After John got there, we headed to the ER per my neurologist's instructions. On the way there I had another seizure the same as the previous three. Luckily, the wait at the ER wasn't bad at all and I was seen almost immediately. I had another seizure while the doctor was in talking with me. He was able to get a solid diagnosis of complex partial seizure. After talking to my neurologist, I received a shot of Ativan which is a quick acting drug that will stop all seizures but it only lasts a short while. I was also started on the Keppra (500 mg) drug, which I will take twice a day for probably the rest of my life.

After I was released from the hospital, I had to go to the clinic to have an EEG done. An EEG tests your brain waves and monitors to see if anything is misfiring and causing the seizures. I will not know the results of this test until I see my Neurologist next Tuesday.

I have not had a seizure since 8:30AM when I had it with the doctor. With any luck I will not have any more and we can start the long process of monitoring. I will not be able to drive for 6 months after it is proven that the seizures are under control.

The Neurologist and the ER doctor both believe they were caused from scar tissue that is resultant from surgery and radiation. We were told even before I had surgery that I was a risk for seizures and they told me multiple times that radiation can cause side-effects for up to 10 years. I am sure that my neurologist will order an MRI when I see him but for now we are all pretty certain it's scar tissue from radiation.

TASK LIST:
1. In the seizure account, how long will the writer be unable to drive?
2. Continue the seizure account from the point where it ends.

DATA TO EXAMINE:

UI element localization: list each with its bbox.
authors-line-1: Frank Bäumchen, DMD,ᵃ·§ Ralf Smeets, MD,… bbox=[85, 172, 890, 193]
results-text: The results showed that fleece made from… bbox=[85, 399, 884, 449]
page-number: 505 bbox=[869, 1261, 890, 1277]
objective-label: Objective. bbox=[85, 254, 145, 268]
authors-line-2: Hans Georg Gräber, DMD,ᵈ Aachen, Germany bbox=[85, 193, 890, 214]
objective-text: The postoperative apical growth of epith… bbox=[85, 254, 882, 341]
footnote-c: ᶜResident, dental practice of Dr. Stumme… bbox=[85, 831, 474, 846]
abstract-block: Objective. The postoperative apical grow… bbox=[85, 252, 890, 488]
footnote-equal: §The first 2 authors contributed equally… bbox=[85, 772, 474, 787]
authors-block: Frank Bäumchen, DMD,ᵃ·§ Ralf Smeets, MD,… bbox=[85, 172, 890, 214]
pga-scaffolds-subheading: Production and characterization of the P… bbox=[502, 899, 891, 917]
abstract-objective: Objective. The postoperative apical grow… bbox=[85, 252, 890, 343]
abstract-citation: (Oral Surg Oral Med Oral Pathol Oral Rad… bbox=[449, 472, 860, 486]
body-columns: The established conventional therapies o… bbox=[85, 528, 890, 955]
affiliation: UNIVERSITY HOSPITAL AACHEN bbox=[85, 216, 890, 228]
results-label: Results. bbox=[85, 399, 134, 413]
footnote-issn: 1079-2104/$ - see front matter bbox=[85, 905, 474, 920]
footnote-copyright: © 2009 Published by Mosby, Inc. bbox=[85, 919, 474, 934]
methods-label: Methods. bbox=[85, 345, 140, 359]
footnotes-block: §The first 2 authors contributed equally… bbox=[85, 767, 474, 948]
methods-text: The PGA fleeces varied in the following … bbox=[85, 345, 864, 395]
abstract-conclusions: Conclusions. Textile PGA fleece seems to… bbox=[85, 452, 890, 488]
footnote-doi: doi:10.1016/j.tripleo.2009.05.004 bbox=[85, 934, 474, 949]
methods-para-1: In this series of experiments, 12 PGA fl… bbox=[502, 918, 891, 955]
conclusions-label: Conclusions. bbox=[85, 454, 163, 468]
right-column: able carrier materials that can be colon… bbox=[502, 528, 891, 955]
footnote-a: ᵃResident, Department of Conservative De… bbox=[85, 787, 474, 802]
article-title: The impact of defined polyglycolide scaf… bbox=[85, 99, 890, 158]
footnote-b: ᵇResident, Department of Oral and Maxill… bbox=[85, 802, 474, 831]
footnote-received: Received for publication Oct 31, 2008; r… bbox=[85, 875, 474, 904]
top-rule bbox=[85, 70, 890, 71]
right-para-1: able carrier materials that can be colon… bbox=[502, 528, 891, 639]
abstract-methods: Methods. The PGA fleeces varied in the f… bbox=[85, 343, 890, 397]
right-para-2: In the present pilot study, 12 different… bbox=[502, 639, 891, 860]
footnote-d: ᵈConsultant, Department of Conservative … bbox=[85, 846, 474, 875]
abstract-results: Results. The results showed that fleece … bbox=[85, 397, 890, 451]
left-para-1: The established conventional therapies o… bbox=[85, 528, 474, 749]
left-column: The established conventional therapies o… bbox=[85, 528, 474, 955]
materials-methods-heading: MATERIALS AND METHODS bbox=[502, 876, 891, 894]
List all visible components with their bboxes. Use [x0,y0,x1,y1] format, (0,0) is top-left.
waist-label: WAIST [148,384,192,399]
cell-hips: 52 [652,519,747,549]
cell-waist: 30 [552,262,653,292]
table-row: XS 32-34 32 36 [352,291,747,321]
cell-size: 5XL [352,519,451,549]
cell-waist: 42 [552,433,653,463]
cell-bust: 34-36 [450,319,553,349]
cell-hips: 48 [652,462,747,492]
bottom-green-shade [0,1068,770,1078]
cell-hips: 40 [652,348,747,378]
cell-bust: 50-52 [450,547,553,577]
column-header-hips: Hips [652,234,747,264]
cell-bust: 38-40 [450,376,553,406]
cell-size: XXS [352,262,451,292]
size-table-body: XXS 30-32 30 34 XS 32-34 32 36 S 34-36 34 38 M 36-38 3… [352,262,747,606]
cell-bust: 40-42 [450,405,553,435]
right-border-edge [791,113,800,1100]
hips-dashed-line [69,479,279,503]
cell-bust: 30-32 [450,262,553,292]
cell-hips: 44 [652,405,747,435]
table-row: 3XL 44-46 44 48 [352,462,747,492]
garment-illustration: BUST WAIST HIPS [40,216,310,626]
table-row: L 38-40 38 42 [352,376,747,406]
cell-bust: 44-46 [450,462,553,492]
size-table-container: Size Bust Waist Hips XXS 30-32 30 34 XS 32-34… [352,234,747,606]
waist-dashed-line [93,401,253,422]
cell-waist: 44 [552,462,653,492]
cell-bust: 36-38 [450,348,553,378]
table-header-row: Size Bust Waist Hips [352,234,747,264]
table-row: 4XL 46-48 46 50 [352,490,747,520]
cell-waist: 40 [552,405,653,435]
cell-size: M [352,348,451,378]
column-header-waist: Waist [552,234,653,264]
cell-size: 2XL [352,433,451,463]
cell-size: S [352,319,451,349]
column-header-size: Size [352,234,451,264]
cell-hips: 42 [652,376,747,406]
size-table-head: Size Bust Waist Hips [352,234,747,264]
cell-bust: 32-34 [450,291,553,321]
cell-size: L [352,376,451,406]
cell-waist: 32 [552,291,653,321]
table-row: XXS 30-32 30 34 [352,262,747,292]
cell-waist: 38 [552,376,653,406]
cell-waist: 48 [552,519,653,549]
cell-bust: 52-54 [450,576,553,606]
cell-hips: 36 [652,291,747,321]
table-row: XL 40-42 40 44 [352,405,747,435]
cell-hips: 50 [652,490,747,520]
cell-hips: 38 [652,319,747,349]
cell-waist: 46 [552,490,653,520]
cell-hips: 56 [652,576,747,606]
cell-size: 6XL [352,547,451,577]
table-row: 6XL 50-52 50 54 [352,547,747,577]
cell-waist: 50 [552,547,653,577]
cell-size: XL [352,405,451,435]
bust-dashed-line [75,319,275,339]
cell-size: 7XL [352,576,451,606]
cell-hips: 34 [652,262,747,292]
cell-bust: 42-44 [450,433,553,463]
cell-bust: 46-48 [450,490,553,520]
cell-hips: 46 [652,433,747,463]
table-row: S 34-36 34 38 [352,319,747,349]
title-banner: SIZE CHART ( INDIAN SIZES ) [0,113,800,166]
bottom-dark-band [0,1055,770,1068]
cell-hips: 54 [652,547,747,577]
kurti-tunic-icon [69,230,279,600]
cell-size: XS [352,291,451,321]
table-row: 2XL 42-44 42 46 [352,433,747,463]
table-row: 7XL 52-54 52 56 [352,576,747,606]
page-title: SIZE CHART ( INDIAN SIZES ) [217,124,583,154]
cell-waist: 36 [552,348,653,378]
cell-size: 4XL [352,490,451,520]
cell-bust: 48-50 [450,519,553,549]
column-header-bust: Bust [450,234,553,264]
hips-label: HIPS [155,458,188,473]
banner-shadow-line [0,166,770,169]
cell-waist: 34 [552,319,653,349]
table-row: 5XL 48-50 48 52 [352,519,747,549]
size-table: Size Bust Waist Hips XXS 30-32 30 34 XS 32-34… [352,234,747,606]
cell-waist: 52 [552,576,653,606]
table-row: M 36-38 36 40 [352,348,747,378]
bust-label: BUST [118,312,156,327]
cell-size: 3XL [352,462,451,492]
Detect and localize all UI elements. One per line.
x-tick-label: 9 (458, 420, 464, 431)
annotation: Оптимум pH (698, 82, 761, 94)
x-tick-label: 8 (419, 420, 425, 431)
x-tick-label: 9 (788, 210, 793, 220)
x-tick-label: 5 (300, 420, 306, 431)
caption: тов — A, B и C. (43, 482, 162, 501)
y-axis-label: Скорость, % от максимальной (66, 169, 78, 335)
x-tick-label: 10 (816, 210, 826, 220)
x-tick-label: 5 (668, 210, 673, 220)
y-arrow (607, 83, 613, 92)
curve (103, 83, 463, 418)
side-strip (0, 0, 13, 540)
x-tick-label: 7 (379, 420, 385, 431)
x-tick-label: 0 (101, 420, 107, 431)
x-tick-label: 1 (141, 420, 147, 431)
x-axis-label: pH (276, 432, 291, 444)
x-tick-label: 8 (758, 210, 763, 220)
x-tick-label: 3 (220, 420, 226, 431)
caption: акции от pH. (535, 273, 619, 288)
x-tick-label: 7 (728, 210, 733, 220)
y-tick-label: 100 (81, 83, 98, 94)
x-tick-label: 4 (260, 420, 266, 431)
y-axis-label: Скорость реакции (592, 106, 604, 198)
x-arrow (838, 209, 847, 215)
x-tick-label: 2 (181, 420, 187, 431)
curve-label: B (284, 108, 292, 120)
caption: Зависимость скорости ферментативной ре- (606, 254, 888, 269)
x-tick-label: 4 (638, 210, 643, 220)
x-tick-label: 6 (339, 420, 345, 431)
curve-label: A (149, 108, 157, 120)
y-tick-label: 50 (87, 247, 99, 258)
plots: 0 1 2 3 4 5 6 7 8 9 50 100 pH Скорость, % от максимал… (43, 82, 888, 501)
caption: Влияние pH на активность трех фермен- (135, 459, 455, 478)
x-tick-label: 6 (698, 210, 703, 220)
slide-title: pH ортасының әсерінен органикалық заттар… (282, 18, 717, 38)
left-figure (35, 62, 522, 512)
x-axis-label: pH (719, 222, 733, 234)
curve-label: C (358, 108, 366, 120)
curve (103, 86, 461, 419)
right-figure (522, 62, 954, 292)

ANSWERS FOR THIS EXERCISE:
1. For 6 months after it is proven that the seizures are under control.

2.
I wanted to make sure and update everyone. I will keep you all posted on what is going on. For now, all is well but this week will be a big test.

Huggles,

-- Amy

Monday, May 25, 2009

The Month in Review... May

The statement for the month... Where in the world is time going? It seems like it was just a few months ago that I had surgery and here it is nearing the 1 year mark.

  • I am 11 months past the resection of my brain tumor
  • It has been 7 months since I completed radiation
  • I am in month 3 after finding that things are stable
Medically - Things with my head continue to be stable and no symptoms have tried to sneak their way in so I'm happy with things at the time being.

The meds continue to work their wonders with keeping my energy and mood stable. I know the boys are very happy for this. They can tell if I've not taken them for some reason.

I'm still waiting for the faithful day I get my partial for my teeth. I can feel my teeth moving constantly and I can't wait. In the meantime, when it flares up I take ibuprophen for it because that's all that seems to help. My blood pressure continues to be stable despite a flare up of allergies/cold over the past month. This is a good thing. I also had the follow-up with my eye doctor and he said he is not concerned with my eyes but wants to keep an eye on it anyway. He believes there is some benign scarring from possibly a fungal infection and the optic nerve is settling back in so there is no real question that it is from surgery and the tumor.

Basically, medically I'm doing pretty good for now. All the above things but the teeth have been put to bed for at least 6 months so we can carry on and enjoy more weeks with no doctor's appointments. :)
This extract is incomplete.